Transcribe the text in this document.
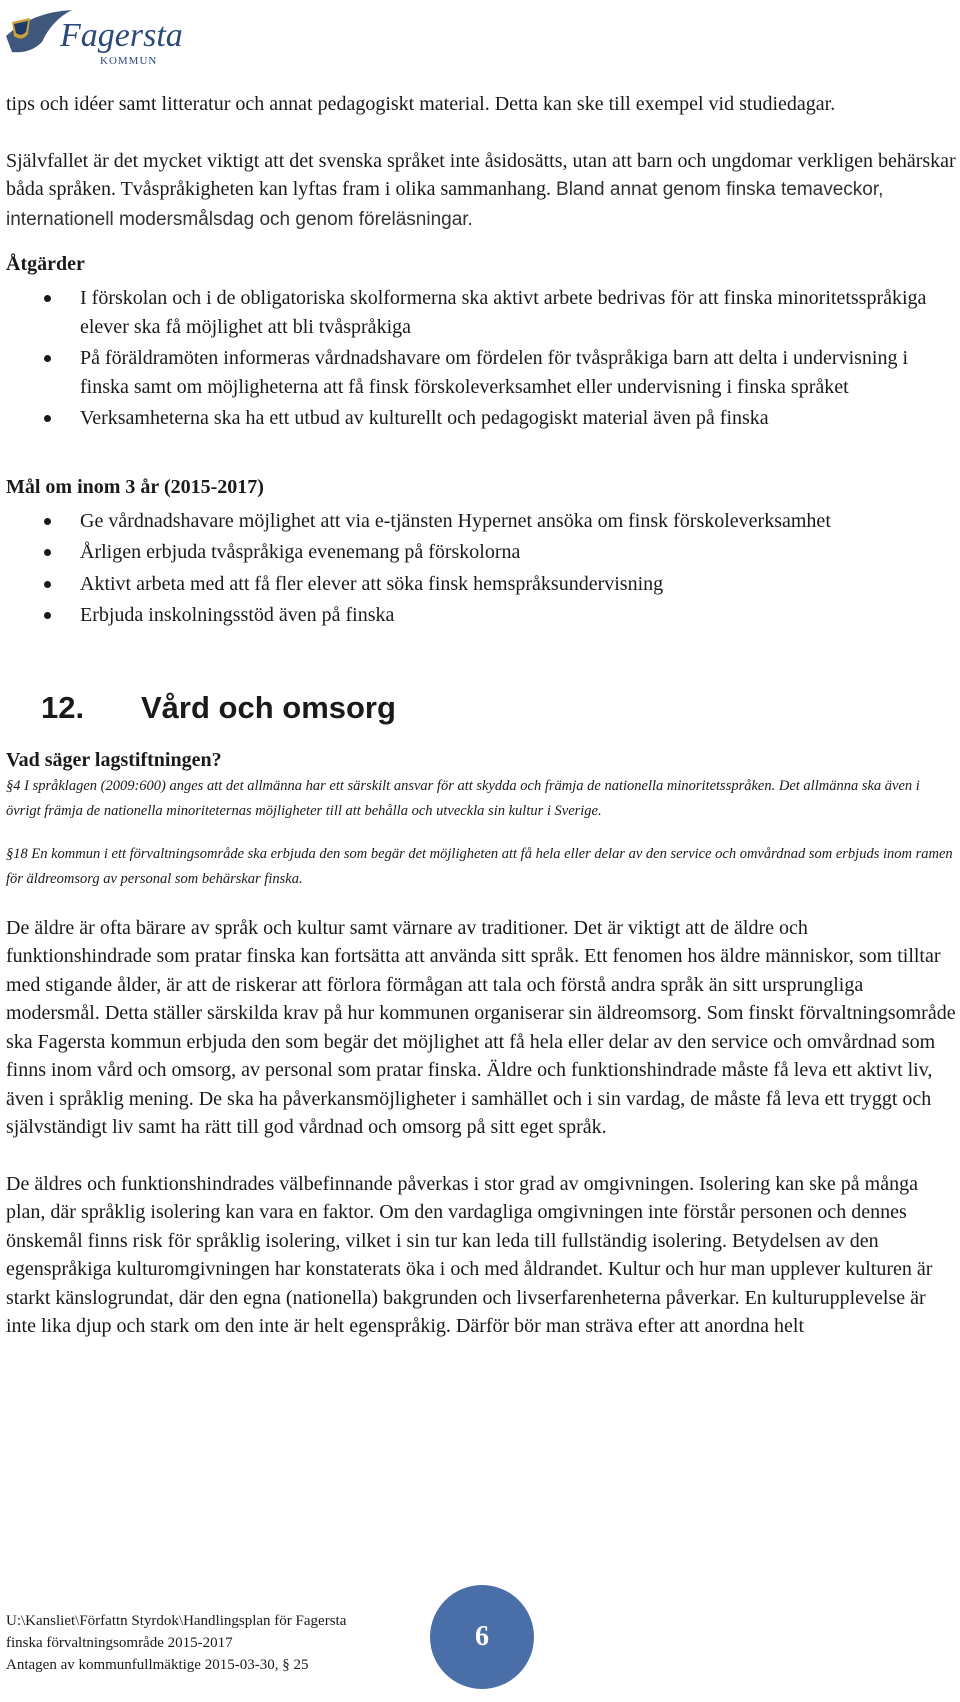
Fagersta
KOMMUN

tips och idéer samt litteratur och annat pedagogiskt material. Detta kan ske till exempel vid studiedagar.

Självfallet är det mycket viktigt att det svenska språket inte åsidosätts, utan att barn och ungdomar verkligen behärskar båda språken. Tvåspråkigheten kan lyftas fram i olika sammanhang. Bland annat genom finska temaveckor, internationell modersmålsdag och genom föreläsningar.

Åtgärder
I förskolan och i de obligatoriska skolformerna ska aktivt arbete bedrivas för att finska minoritetsspråkiga elever ska få möjlighet att bli tvåspråkiga
På föräldramöten informeras vårdnadshavare om fördelen för tvåspråkiga barn att delta i undervisning i finska samt om möjligheterna att få finsk förskoleverksamhet eller undervisning i finska språket
Verksamheterna ska ha ett utbud av kulturellt och pedagogiskt material även på finska
Mål om inom 3 år (2015-2017)
Ge vårdnadshavare möjlighet att via e-tjänsten Hypernet ansöka om finsk förskoleverksamhet
Årligen erbjuda tvåspråkiga evenemang på förskolorna
Aktivt arbeta med att få fler elever att söka finsk hemspråksundervisning
Erbjuda inskolningsstöd även på finska
12. Vård och omsorg
Vad säger lagstiftningen?

§4 I språklagen (2009:600) anges att det allmänna har ett särskilt ansvar för att skydda och främja de nationella minoritetsspråken. Det allmänna ska även i övrigt främja de nationella minoriteternas möjligheter till att behålla och utveckla sin kultur i Sverige.

§18 En kommun i ett förvaltningsområde ska erbjuda den som begär det möjligheten att få hela eller delar av den service och omvårdnad som erbjuds inom ramen för äldreomsorg av personal som behärskar finska.

De äldre är ofta bärare av språk och kultur samt värnare av traditioner. Det är viktigt att de äldre och funktionshindrade som pratar finska kan fortsätta att använda sitt språk. Ett fenomen hos äldre människor, som tilltar med stigande ålder, är att de riskerar att förlora förmågan att tala och förstå andra språk än sitt ursprungliga modersmål. Detta ställer särskilda krav på hur kommunen organiserar sin äldreomsorg. Som finskt förvaltningsområde ska Fagersta kommun erbjuda den som begär det möjlighet att få hela eller delar av den service och omvårdnad som finns inom vård och omsorg, av personal som pratar finska. Äldre och funktionshindrade måste få leva ett aktivt liv, även i språklig mening. De ska ha påverkansmöjligheter i samhället och i sin vardag, de måste få leva ett tryggt och självständigt liv samt ha rätt till god vårdnad och omsorg på sitt eget språk.

De äldres och funktionshindrades välbefinnande påverkas i stor grad av omgivningen. Isolering kan ske på många plan, där språklig isolering kan vara en faktor. Om den vardagliga omgivningen inte förstår personen och dennes önskemål finns risk för språklig isolering, vilket i sin tur kan leda till fullständig isolering. Betydelsen av den egenspråkiga kulturomgivningen har konstaterats öka i och med åldrandet. Kultur och hur man upplever kulturen är starkt känslogrundat, där den egna (nationella) bakgrunden och livserfarenheterna påverkar. En kulturupplevelse är inte lika djup och stark om den inte är helt egenspråkig. Därför bör man sträva efter att anordna helt

U:\Kansliet\Författn Styrdok\Handlingsplan för Fagersta
finska förvaltningsområde 2015-2017
Antagen av kommunfullmäktige 2015-03-30, § 25
6
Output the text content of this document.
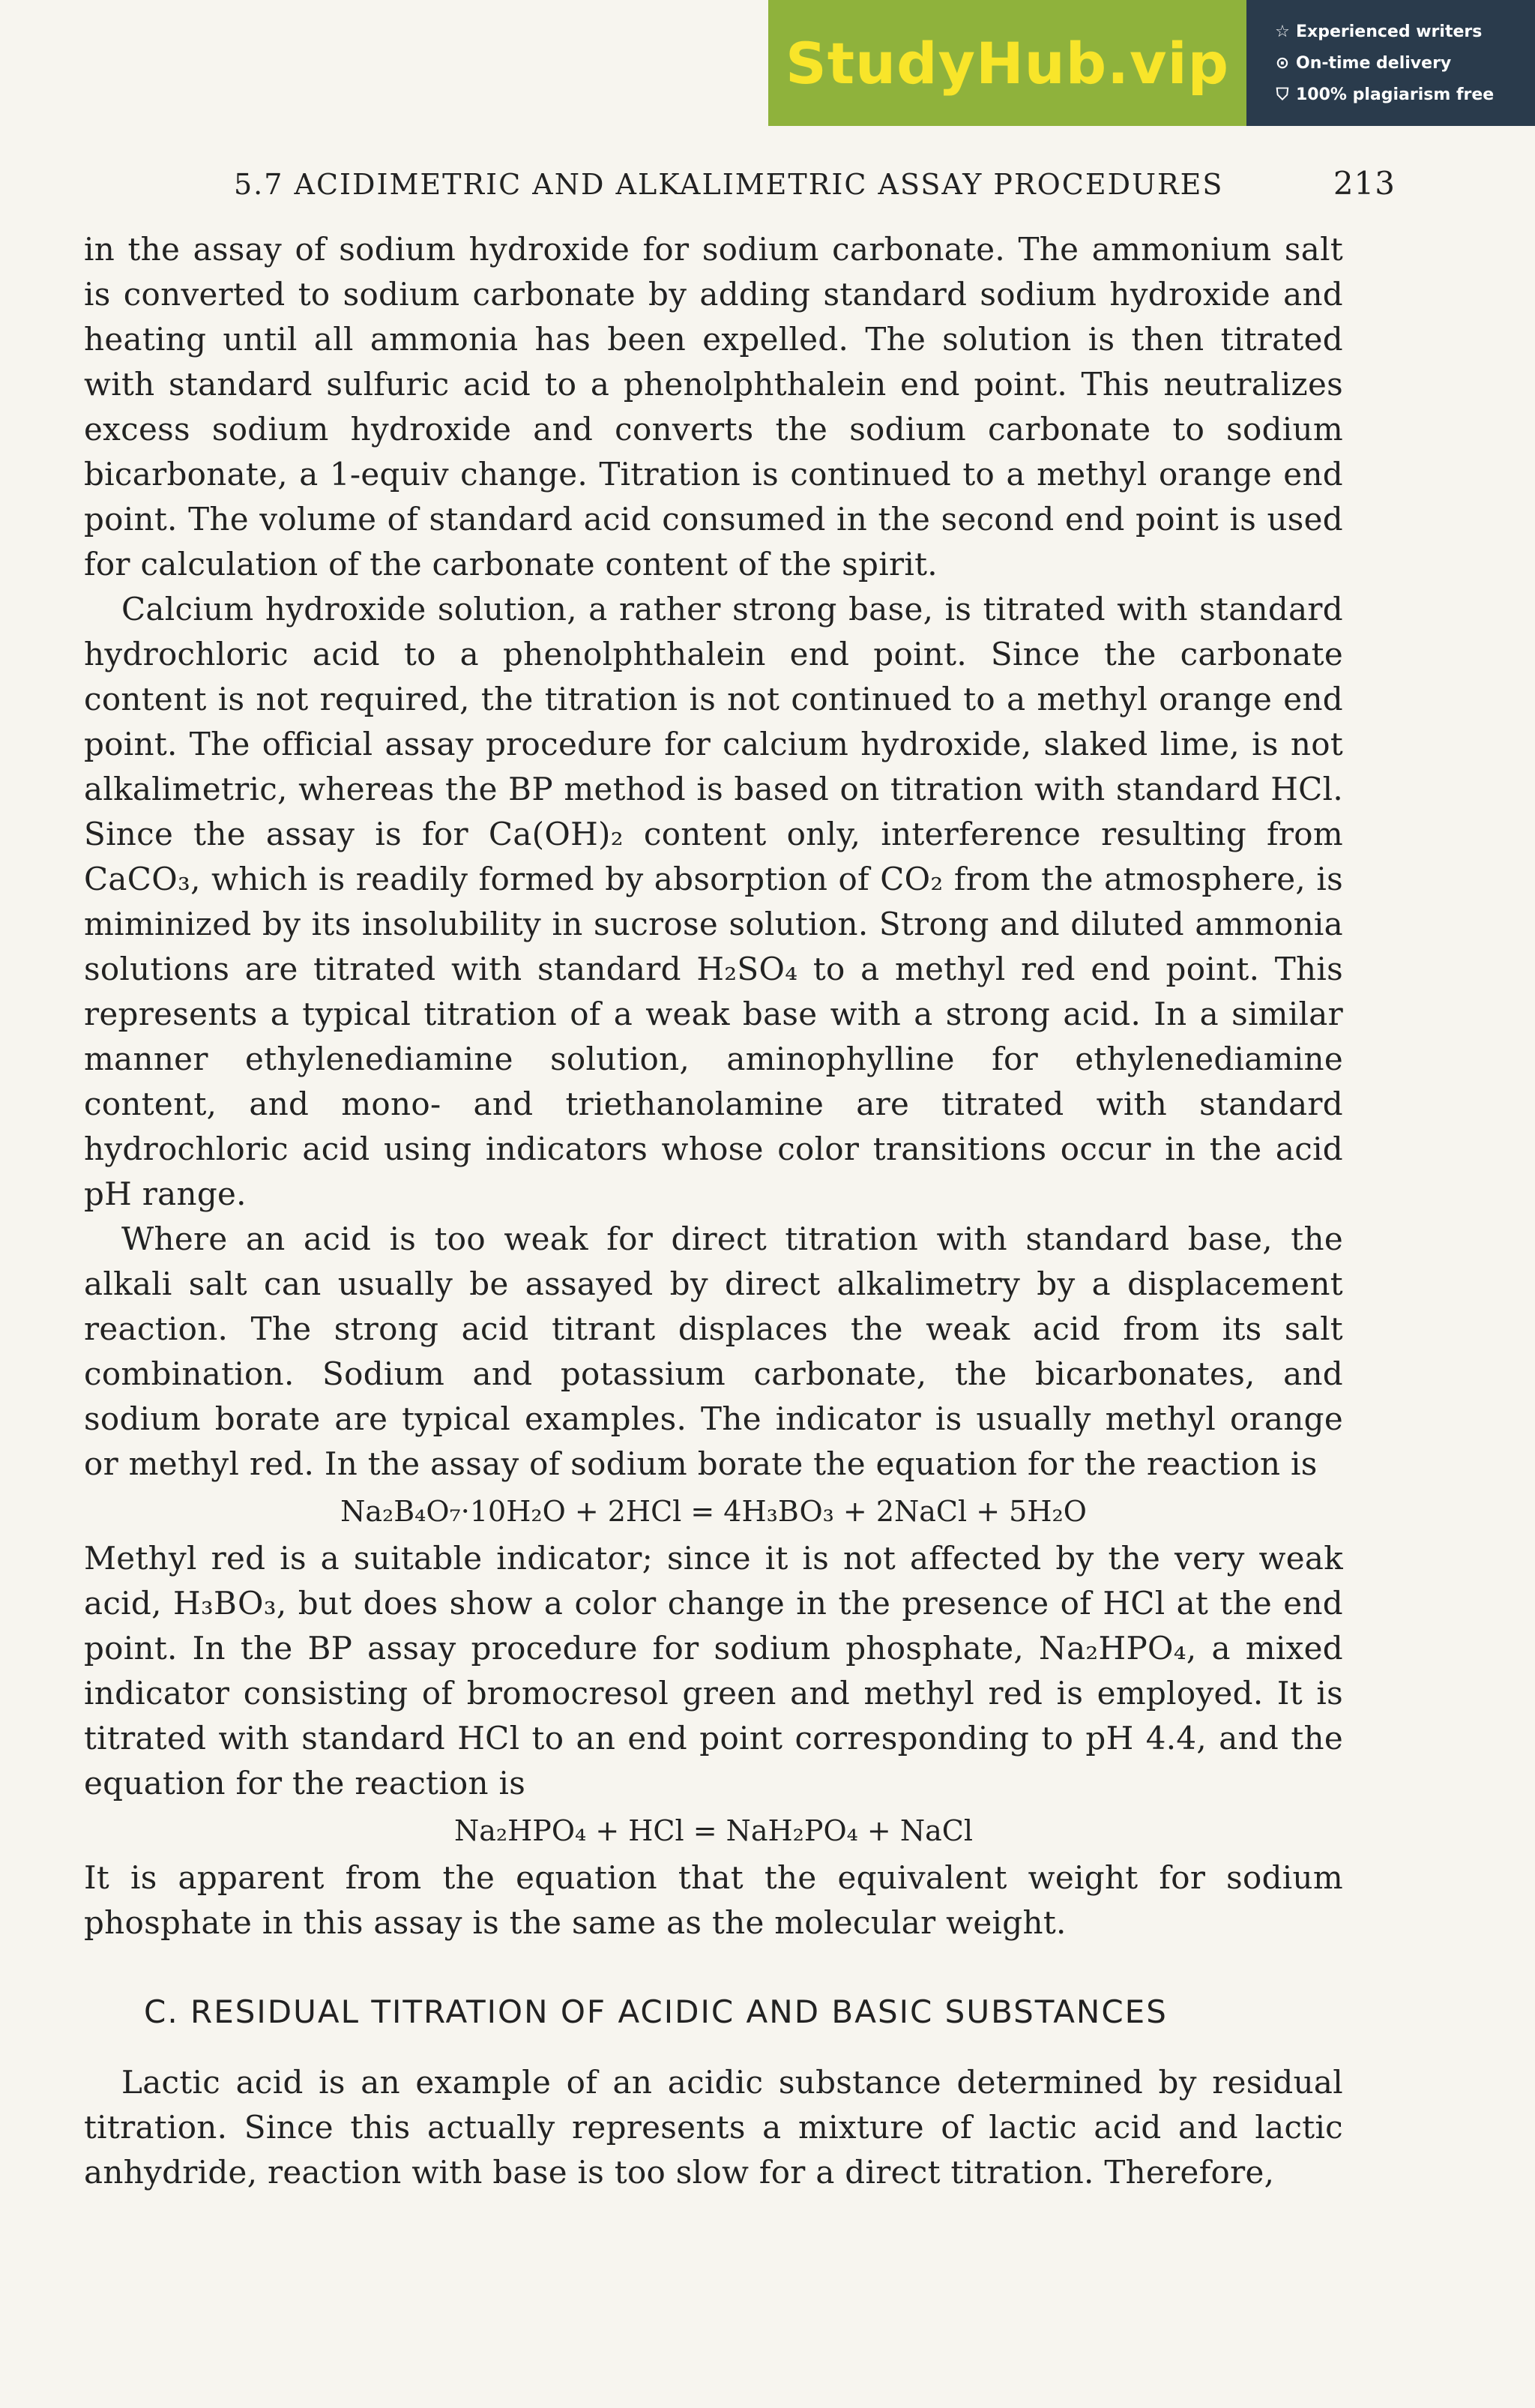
StudyHub.vip	☆ Experienced writers
⊙ On-time delivery
⛉ 100% plagiarism free
5.7 ACIDIMETRIC AND ALKALIMETRIC ASSAY PROCEDURES	213

in the assay of sodium hydroxide for sodium carbonate. The ammonium salt is converted to sodium carbonate by adding standard sodium hydroxide and heating until all ammonia has been expelled. The solution is then titrated with standard sulfuric acid to a phenolphthalein end point. This neutralizes excess sodium hydroxide and converts the sodium carbonate to sodium bicarbonate, a 1-equiv change. Titration is continued to a methyl orange end point. The volume of standard acid consumed in the second end point is used for calculation of the carbonate content of the spirit.

Calcium hydroxide solution, a rather strong base, is titrated with standard hydrochloric acid to a phenolphthalein end point. Since the carbonate content is not required, the titration is not continued to a methyl orange end point. The official assay procedure for calcium hydroxide, slaked lime, is not alkalimetric, whereas the BP method is based on titration with standard HCl. Since the assay is for Ca(OH)₂ content only, interference resulting from CaCO₃, which is readily formed by absorption of CO₂ from the atmosphere, is miminized by its insolubility in sucrose solution. Strong and diluted ammonia solutions are titrated with standard H₂SO₄ to a methyl red end point. This represents a typical titration of a weak base with a strong acid. In a similar manner ethylenediamine solution, aminophylline for ethylenediamine content, and mono- and triethanolamine are titrated with standard hydrochloric acid using indicators whose color transitions occur in the acid pH range.

Where an acid is too weak for direct titration with standard base, the alkali salt can usually be assayed by direct alkalimetry by a displacement reaction. The strong acid titrant displaces the weak acid from its salt combination. Sodium and potassium carbonate, the bicarbonates, and sodium borate are typical examples. The indicator is usually methyl orange or methyl red. In the assay of sodium borate the equation for the reaction is

Na₂B₄O₇·10H₂O + 2HCl = 4H₃BO₃ + 2NaCl + 5H₂O

Methyl red is a suitable indicator; since it is not affected by the very weak acid, H₃BO₃, but does show a color change in the presence of HCl at the end point. In the BP assay procedure for sodium phosphate, Na₂HPO₄, a mixed indicator consisting of bromocresol green and methyl red is employed. It is titrated with standard HCl to an end point corresponding to pH 4.4, and the equation for the reaction is

Na₂HPO₄ + HCl = NaH₂PO₄ + NaCl

It is apparent from the equation that the equivalent weight for sodium phosphate in this assay is the same as the molecular weight.

C. RESIDUAL TITRATION OF ACIDIC AND BASIC SUBSTANCES

Lactic acid is an example of an acidic substance determined by residual titration. Since this actually represents a mixture of lactic acid and lactic anhydride, reaction with base is too slow for a direct titration. Therefore,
+-------+
Assignment => Give the entries again without a single change, but with no pictures.

Result =>
Transcribe the text in this document.
Fagersta
KOMMUN

tips och idéer samt litteratur och annat pedagogiskt material. Detta kan ske till exempel vid studiedagar.

Självfallet är det mycket viktigt att det svenska språket inte åsidosätts, utan att barn och ungdomar verkligen behärskar båda språken. Tvåspråkigheten kan lyftas fram i olika sammanhang. Bland annat genom finska temaveckor, internationell modersmålsdag och genom föreläsningar.

Åtgärder
I förskolan och i de obligatoriska skolformerna ska aktivt arbete bedrivas för att finska minoritetsspråkiga elever ska få möjlighet att bli tvåspråkiga
På föräldramöten informeras vårdnadshavare om fördelen för tvåspråkiga barn att delta i undervisning i finska samt om möjligheterna att få finsk förskoleverksamhet eller undervisning i finska språket
Verksamheterna ska ha ett utbud av kulturellt och pedagogiskt material även på finska
Mål om inom 3 år (2015-2017)
Ge vårdnadshavare möjlighet att via e-tjänsten Hypernet ansöka om finsk förskoleverksamhet
Årligen erbjuda tvåspråkiga evenemang på förskolorna
Aktivt arbeta med att få fler elever att söka finsk hemspråksundervisning
Erbjuda inskolningsstöd även på finska
12. Vård och omsorg
Vad säger lagstiftningen?

§4 I språklagen (2009:600) anges att det allmänna har ett särskilt ansvar för att skydda och främja de nationella minoritetsspråken. Det allmänna ska även i övrigt främja de nationella minoriteternas möjligheter till att behålla och utveckla sin kultur i Sverige.

§18 En kommun i ett förvaltningsområde ska erbjuda den som begär det möjligheten att få hela eller delar av den service och omvårdnad som erbjuds inom ramen för äldreomsorg av personal som behärskar finska.

De äldre är ofta bärare av språk och kultur samt värnare av traditioner. Det är viktigt att de äldre och funktionshindrade som pratar finska kan fortsätta att använda sitt språk. Ett fenomen hos äldre människor, som tilltar med stigande ålder, är att de riskerar att förlora förmågan att tala och förstå andra språk än sitt ursprungliga modersmål. Detta ställer särskilda krav på hur kommunen organiserar sin äldreomsorg. Som finskt förvaltningsområde ska Fagersta kommun erbjuda den som begär det möjlighet att få hela eller delar av den service och omvårdnad som finns inom vård och omsorg, av personal som pratar finska. Äldre och funktionshindrade måste få leva ett aktivt liv, även i språklig mening. De ska ha påverkansmöjligheter i samhället och i sin vardag, de måste få leva ett tryggt och självständigt liv samt ha rätt till god vårdnad och omsorg på sitt eget språk.

De äldres och funktionshindrades välbefinnande påverkas i stor grad av omgivningen. Isolering kan ske på många plan, där språklig isolering kan vara en faktor. Om den vardagliga omgivningen inte förstår personen och dennes önskemål finns risk för språklig isolering, vilket i sin tur kan leda till fullständig isolering. Betydelsen av den egenspråkiga kulturomgivningen har konstaterats öka i och med åldrandet. Kultur och hur man upplever kulturen är starkt känslogrundat, där den egna (nationella) bakgrunden och livserfarenheterna påverkar. En kulturupplevelse är inte lika djup och stark om den inte är helt egenspråkig. Därför bör man sträva efter att anordna helt

U:\Kansliet\Författn Styrdok\Handlingsplan för Fagersta
finska förvaltningsområde 2015-2017
Antagen av kommunfullmäktige 2015-03-30, § 25
6
Output the text content of this document.
StudyHub.vip	☆ Experienced writers
⊙ On-time delivery
⛉ 100% plagiarism free
5.7 ACIDIMETRIC AND ALKALIMETRIC ASSAY PROCEDURES	213

in the assay of sodium hydroxide for sodium carbonate. The ammonium salt is converted to sodium carbonate by adding standard sodium hydroxide and heating until all ammonia has been expelled. The solution is then titrated with standard sulfuric acid to a phenolphthalein end point. This neutralizes excess sodium hydroxide and converts the sodium carbonate to sodium bicarbonate, a 1-equiv change. Titration is continued to a methyl orange end point. The volume of standard acid consumed in the second end point is used for calculation of the carbonate content of the spirit.

Calcium hydroxide solution, a rather strong base, is titrated with standard hydrochloric acid to a phenolphthalein end point. Since the carbonate content is not required, the titration is not continued to a methyl orange end point. The official assay procedure for calcium hydroxide, slaked lime, is not alkalimetric, whereas the BP method is based on titration with standard HCl. Since the assay is for Ca(OH)₂ content only, interference resulting from CaCO₃, which is readily formed by absorption of CO₂ from the atmosphere, is miminized by its insolubility in sucrose solution. Strong and diluted ammonia solutions are titrated with standard H₂SO₄ to a methyl red end point. This represents a typical titration of a weak base with a strong acid. In a similar manner ethylenediamine solution, aminophylline for ethylenediamine content, and mono- and triethanolamine are titrated with standard hydrochloric acid using indicators whose color transitions occur in the acid pH range.

Where an acid is too weak for direct titration with standard base, the alkali salt can usually be assayed by direct alkalimetry by a displacement reaction. The strong acid titrant displaces the weak acid from its salt combination. Sodium and potassium carbonate, the bicarbonates, and sodium borate are typical examples. The indicator is usually methyl orange or methyl red. In the assay of sodium borate the equation for the reaction is

Na₂B₄O₇·10H₂O + 2HCl = 4H₃BO₃ + 2NaCl + 5H₂O

Methyl red is a suitable indicator; since it is not affected by the very weak acid, H₃BO₃, but does show a color change in the presence of HCl at the end point. In the BP assay procedure for sodium phosphate, Na₂HPO₄, a mixed indicator consisting of bromocresol green and methyl red is employed. It is titrated with standard HCl to an end point corresponding to pH 4.4, and the equation for the reaction is

Na₂HPO₄ + HCl = NaH₂PO₄ + NaCl

It is apparent from the equation that the equivalent weight for sodium phosphate in this assay is the same as the molecular weight.

C. RESIDUAL TITRATION OF ACIDIC AND BASIC SUBSTANCES

Lactic acid is an example of an acidic substance determined by residual titration. Since this actually represents a mixture of lactic acid and lactic anhydride, reaction with base is too slow for a direct titration. Therefore,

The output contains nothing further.